__TASK TO CARRY OUT__. Copy out the listing that follows, exactly, without its pictures.

----

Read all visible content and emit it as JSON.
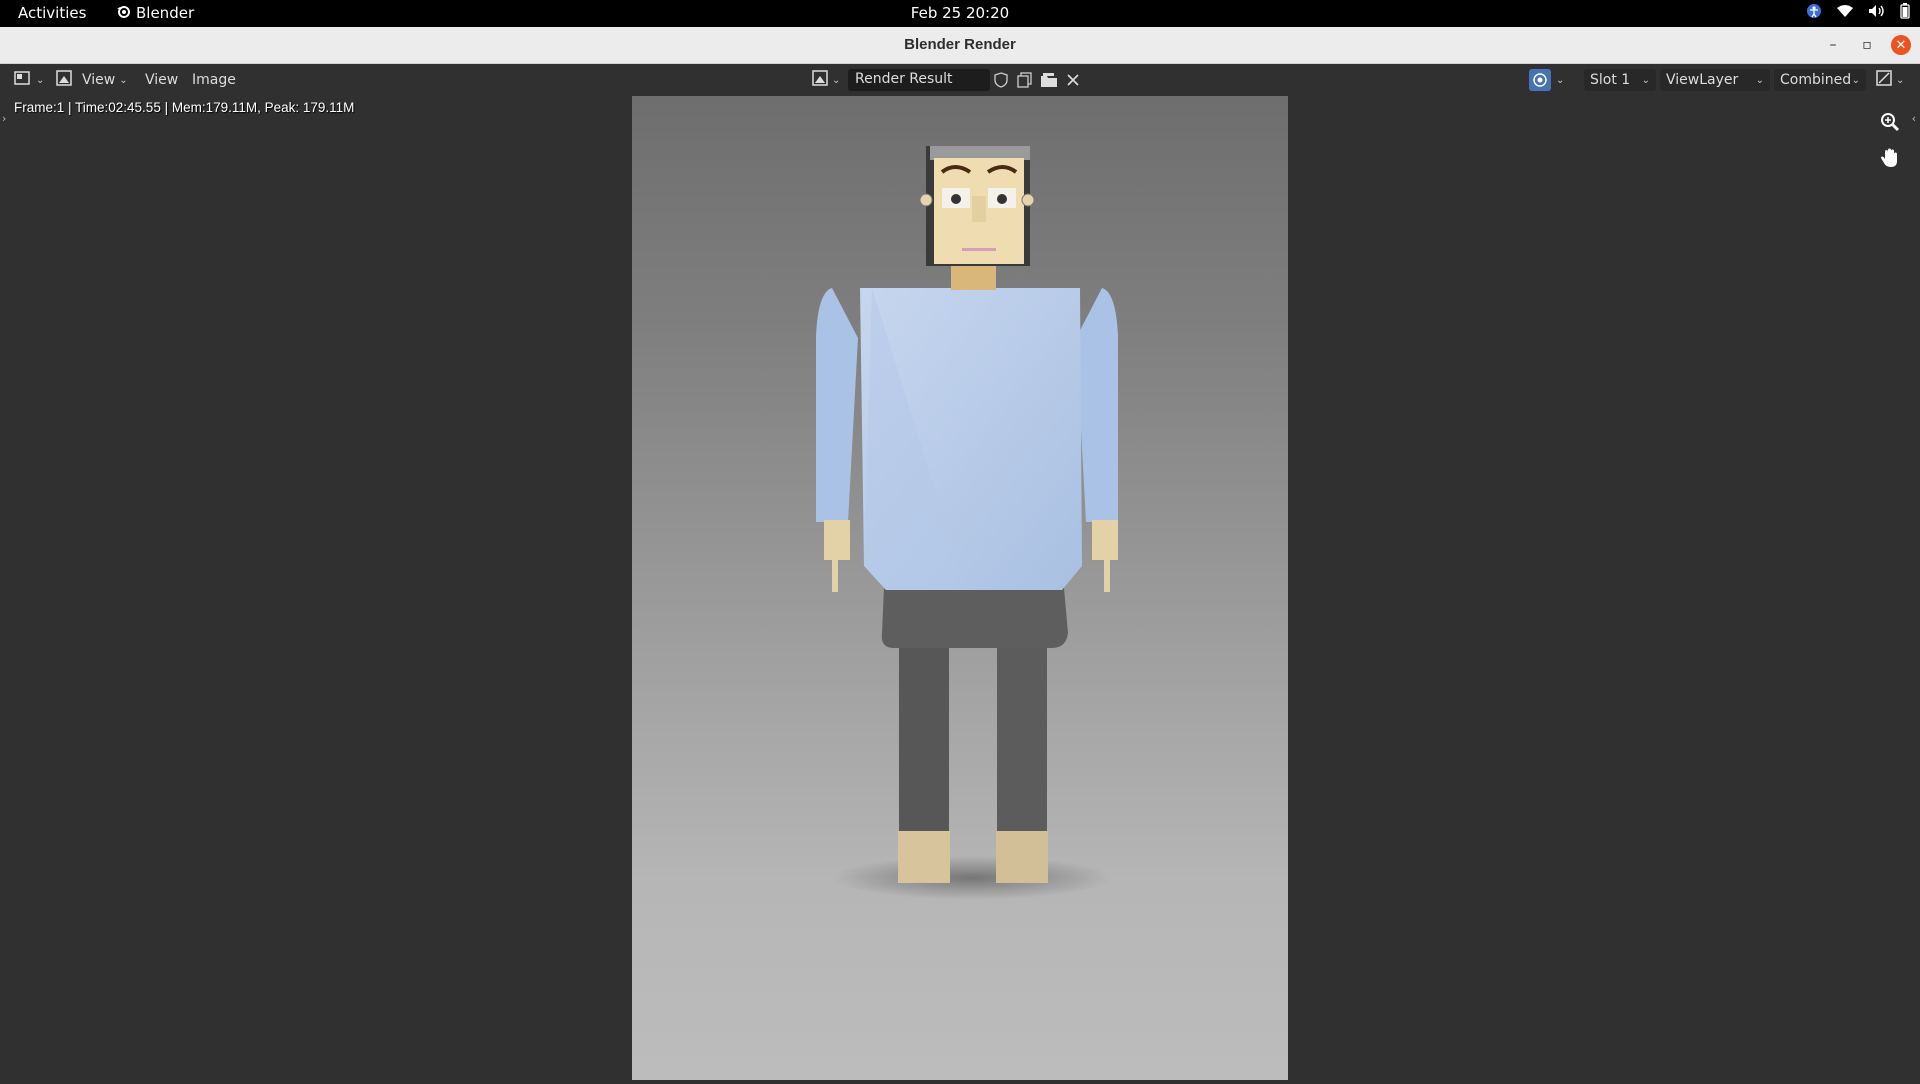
{
  "system_bar": {
    "activities": "Activities",
    "app_name": "Blender",
    "datetime": "Feb 25  20:20"
  },
  "window": {
    "title": "Blender Render",
    "minimize": "–",
    "maximize": "▫",
    "close": "✕"
  },
  "header": {
    "view_menu_label": "View",
    "view_menu2_label": "View",
    "image_menu_label": "Image",
    "image_name": "Render Result",
    "slot": "Slot 1",
    "view_layer": "ViewLayer",
    "pass": "Combined"
  },
  "render_info": {
    "stats": "Frame:1 | Time:02:45.55 | Mem:179.11M, Peak: 179.11M"
  },
  "icons": [
    "editor-type-icon",
    "image-icon",
    "fake-user-shield-icon",
    "new-image-icon",
    "open-image-icon",
    "unlink-close-icon",
    "render-slot-icon",
    "display-mode-icon",
    "zoom-icon",
    "pan-hand-icon",
    "blender-logo-icon",
    "wifi-icon",
    "volume-icon",
    "battery-icon",
    "accessibility-icon"
  ],
  "colors": {
    "accent_blue": "#4772b3",
    "close_orange": "#e95420",
    "shirt": "#b7cbe6",
    "skin": "#eedcb0",
    "pants": "#5a5a5a"
  }
}
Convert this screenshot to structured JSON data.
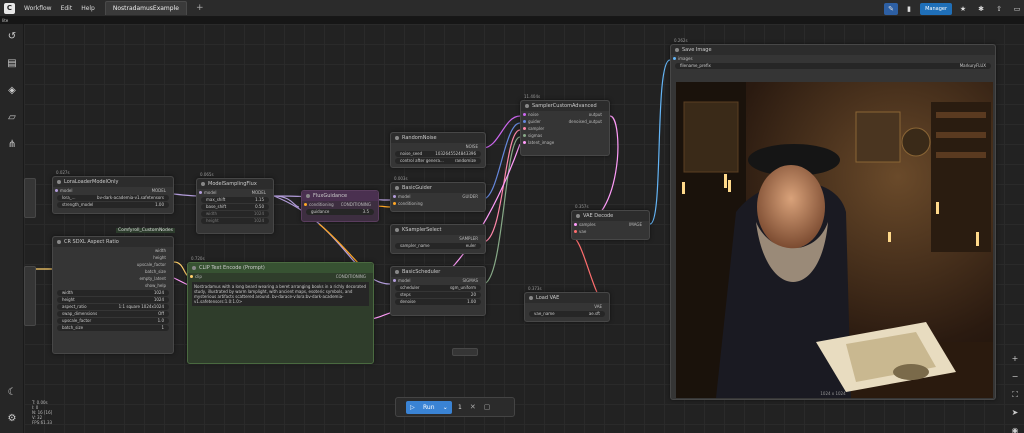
{
  "menu": {
    "workflow": "Workflow",
    "edit": "Edit",
    "help": "Help"
  },
  "tab": {
    "label": "NostradamusExample",
    "add": "+"
  },
  "toolbar": {
    "manager": "Manager"
  },
  "subbar": {
    "label": "lite"
  },
  "nodes": {
    "lora": {
      "badge": "0.027s",
      "title": "LoraLoaderModelOnly",
      "in_model": "model",
      "out_model": "MODEL",
      "lora_name": "lora_...",
      "lora_value": "bv-dark-academia-v1.safetensors",
      "strength_label": "strength_model",
      "strength_value": "1.00"
    },
    "sampling": {
      "badge": "0.065s",
      "title": "ModelSamplingFlux",
      "in_model": "model",
      "out_model": "MODEL",
      "w1": "max_shift",
      "v1": "1.15",
      "w2": "base_shift",
      "v2": "0.50",
      "w3": "width",
      "v3": "1024",
      "w4": "height",
      "v4": "1024"
    },
    "guidance": {
      "title": "FluxGuidance",
      "in": "conditioning",
      "out": "CONDITIONING",
      "w": "guidance",
      "v": "3.5"
    },
    "noise": {
      "title": "RandomNoise",
      "out": "NOISE",
      "w1": "noise_seed",
      "v1": "1032645524843396",
      "w2": "control after genera...",
      "v2": "randomize"
    },
    "guider": {
      "badge": "0.003s",
      "title": "BasicGuider",
      "in1": "model",
      "in2": "conditioning",
      "out": "GUIDER"
    },
    "ksampler": {
      "title": "KSamplerSelect",
      "out": "SAMPLER",
      "w": "sampler_name",
      "v": "euler"
    },
    "scheduler": {
      "title": "BasicScheduler",
      "in": "model",
      "out": "SIGMAS",
      "w1": "scheduler",
      "v1": "sgm_uniform",
      "w2": "steps",
      "v2": "20",
      "w3": "denoise",
      "v3": "1.00"
    },
    "sca": {
      "badge": "11.404s",
      "title": "SamplerCustomAdvanced",
      "in1": "noise",
      "in2": "guider",
      "in3": "sampler",
      "in4": "sigmas",
      "in5": "latent_image",
      "out1": "output",
      "out2": "denoised_output"
    },
    "vaedecode": {
      "badge": "0.357s",
      "title": "VAE Decode",
      "in1": "samples",
      "in2": "vae",
      "out": "IMAGE"
    },
    "vaeload": {
      "badge": "0.373s",
      "title": "Load VAE",
      "out": "VAE",
      "w": "vae_name",
      "v": "ae.sft"
    },
    "save": {
      "badge": "0.262s",
      "title": "Save Image",
      "in": "images",
      "w": "filename_prefix",
      "v": "MarkuryFLUX",
      "caption": "1024 x 1024"
    },
    "aspect": {
      "title": "CR SDXL Aspect Ratio",
      "o1": "width",
      "o2": "height",
      "o3": "upscale_factor",
      "o4": "batch_size",
      "o5": "empty_latent",
      "o6": "show_help",
      "w1": "width",
      "v1": "1024",
      "w2": "height",
      "v2": "1024",
      "w3": "aspect_ratio",
      "v3": "1:1 square 1024x1024",
      "w4": "swap_dimensions",
      "v4": "Off",
      "w5": "upscale_factor",
      "v5": "1.0",
      "w6": "batch_size",
      "v6": "1"
    },
    "clip": {
      "badge": "0.720s",
      "title": "CLIP Text Encode (Prompt)",
      "in": "clip",
      "out": "CONDITIONING",
      "text": "Nostradamus with a long beard wearing a beret arranging books in a richly decorated study, illustrated by warm lamplight, with ancient maps, esoteric symbols, and mysterious artifacts scattered around. bv-darace-v:lora:bv-dark-academia-v1.safetensors:1.0:1.0>"
    }
  },
  "group": {
    "label": "Comfyroll_CustomNodes"
  },
  "runbar": {
    "run": "Run",
    "count": "1"
  },
  "bottom_info": {
    "l1": "T: 0.00s",
    "l2": "I: 0",
    "l3": "N: 16 [16]",
    "l4": "V: 32",
    "l5": "FPS:61.33"
  },
  "colors": {
    "accent": "#3a83d4",
    "wire_model": "#b39ddb",
    "wire_cond": "#ffa726",
    "wire_latent": "#ff9cf9",
    "wire_image": "#64b5f6",
    "wire_vae": "#ff6e6e"
  }
}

----

__WRITTEN RESPONSE__.
Read all visible content and emit it as JSON.
{
  "system_bar": {
    "activities": "Activities",
    "app_name": "Blender",
    "datetime": "Feb 25  20:20"
  },
  "window": {
    "title": "Blender Render",
    "minimize": "–",
    "maximize": "▫",
    "close": "✕"
  },
  "header": {
    "view_menu_label": "View",
    "view_menu2_label": "View",
    "image_menu_label": "Image",
    "image_name": "Render Result",
    "slot": "Slot 1",
    "view_layer": "ViewLayer",
    "pass": "Combined"
  },
  "render_info": {
    "stats": "Frame:1 | Time:02:45.55 | Mem:179.11M, Peak: 179.11M"
  },
  "icons": [
    "editor-type-icon",
    "image-icon",
    "fake-user-shield-icon",
    "new-image-icon",
    "open-image-icon",
    "unlink-close-icon",
    "render-slot-icon",
    "display-mode-icon",
    "zoom-icon",
    "pan-hand-icon",
    "blender-logo-icon",
    "wifi-icon",
    "volume-icon",
    "battery-icon",
    "accessibility-icon"
  ],
  "colors": {
    "accent_blue": "#4772b3",
    "close_orange": "#e95420",
    "shirt": "#b7cbe6",
    "skin": "#eedcb0",
    "pants": "#5a5a5a"
  }
}
Convert this screenshot to structured JSON data.
{
  "menu": {
    "workflow": "Workflow",
    "edit": "Edit",
    "help": "Help"
  },
  "tab": {
    "label": "NostradamusExample",
    "add": "+"
  },
  "toolbar": {
    "manager": "Manager"
  },
  "subbar": {
    "label": "lite"
  },
  "nodes": {
    "lora": {
      "badge": "0.027s",
      "title": "LoraLoaderModelOnly",
      "in_model": "model",
      "out_model": "MODEL",
      "lora_name": "lora_...",
      "lora_value": "bv-dark-academia-v1.safetensors",
      "strength_label": "strength_model",
      "strength_value": "1.00"
    },
    "sampling": {
      "badge": "0.065s",
      "title": "ModelSamplingFlux",
      "in_model": "model",
      "out_model": "MODEL",
      "w1": "max_shift",
      "v1": "1.15",
      "w2": "base_shift",
      "v2": "0.50",
      "w3": "width",
      "v3": "1024",
      "w4": "height",
      "v4": "1024"
    },
    "guidance": {
      "title": "FluxGuidance",
      "in": "conditioning",
      "out": "CONDITIONING",
      "w": "guidance",
      "v": "3.5"
    },
    "noise": {
      "title": "RandomNoise",
      "out": "NOISE",
      "w1": "noise_seed",
      "v1": "1032645524843396",
      "w2": "control after genera...",
      "v2": "randomize"
    },
    "guider": {
      "badge": "0.003s",
      "title": "BasicGuider",
      "in1": "model",
      "in2": "conditioning",
      "out": "GUIDER"
    },
    "ksampler": {
      "title": "KSamplerSelect",
      "out": "SAMPLER",
      "w": "sampler_name",
      "v": "euler"
    },
    "scheduler": {
      "title": "BasicScheduler",
      "in": "model",
      "out": "SIGMAS",
      "w1": "scheduler",
      "v1": "sgm_uniform",
      "w2": "steps",
      "v2": "20",
      "w3": "denoise",
      "v3": "1.00"
    },
    "sca": {
      "badge": "11.404s",
      "title": "SamplerCustomAdvanced",
      "in1": "noise",
      "in2": "guider",
      "in3": "sampler",
      "in4": "sigmas",
      "in5": "latent_image",
      "out1": "output",
      "out2": "denoised_output"
    },
    "vaedecode": {
      "badge": "0.357s",
      "title": "VAE Decode",
      "in1": "samples",
      "in2": "vae",
      "out": "IMAGE"
    },
    "vaeload": {
      "badge": "0.373s",
      "title": "Load VAE",
      "out": "VAE",
      "w": "vae_name",
      "v": "ae.sft"
    },
    "save": {
      "badge": "0.262s",
      "title": "Save Image",
      "in": "images",
      "w": "filename_prefix",
      "v": "MarkuryFLUX",
      "caption": "1024 x 1024"
    },
    "aspect": {
      "title": "CR SDXL Aspect Ratio",
      "o1": "width",
      "o2": "height",
      "o3": "upscale_factor",
      "o4": "batch_size",
      "o5": "empty_latent",
      "o6": "show_help",
      "w1": "width",
      "v1": "1024",
      "w2": "height",
      "v2": "1024",
      "w3": "aspect_ratio",
      "v3": "1:1 square 1024x1024",
      "w4": "swap_dimensions",
      "v4": "Off",
      "w5": "upscale_factor",
      "v5": "1.0",
      "w6": "batch_size",
      "v6": "1"
    },
    "clip": {
      "badge": "0.720s",
      "title": "CLIP Text Encode (Prompt)",
      "in": "clip",
      "out": "CONDITIONING",
      "text": "Nostradamus with a long beard wearing a beret arranging books in a richly decorated study, illustrated by warm lamplight, with ancient maps, esoteric symbols, and mysterious artifacts scattered around. bv-darace-v:lora:bv-dark-academia-v1.safetensors:1.0:1.0>"
    }
  },
  "group": {
    "label": "Comfyroll_CustomNodes"
  },
  "runbar": {
    "run": "Run",
    "count": "1"
  },
  "bottom_info": {
    "l1": "T: 0.00s",
    "l2": "I: 0",
    "l3": "N: 16 [16]",
    "l4": "V: 32",
    "l5": "FPS:61.33"
  },
  "colors": {
    "accent": "#3a83d4",
    "wire_model": "#b39ddb",
    "wire_cond": "#ffa726",
    "wire_latent": "#ff9cf9",
    "wire_image": "#64b5f6",
    "wire_vae": "#ff6e6e"
  }
}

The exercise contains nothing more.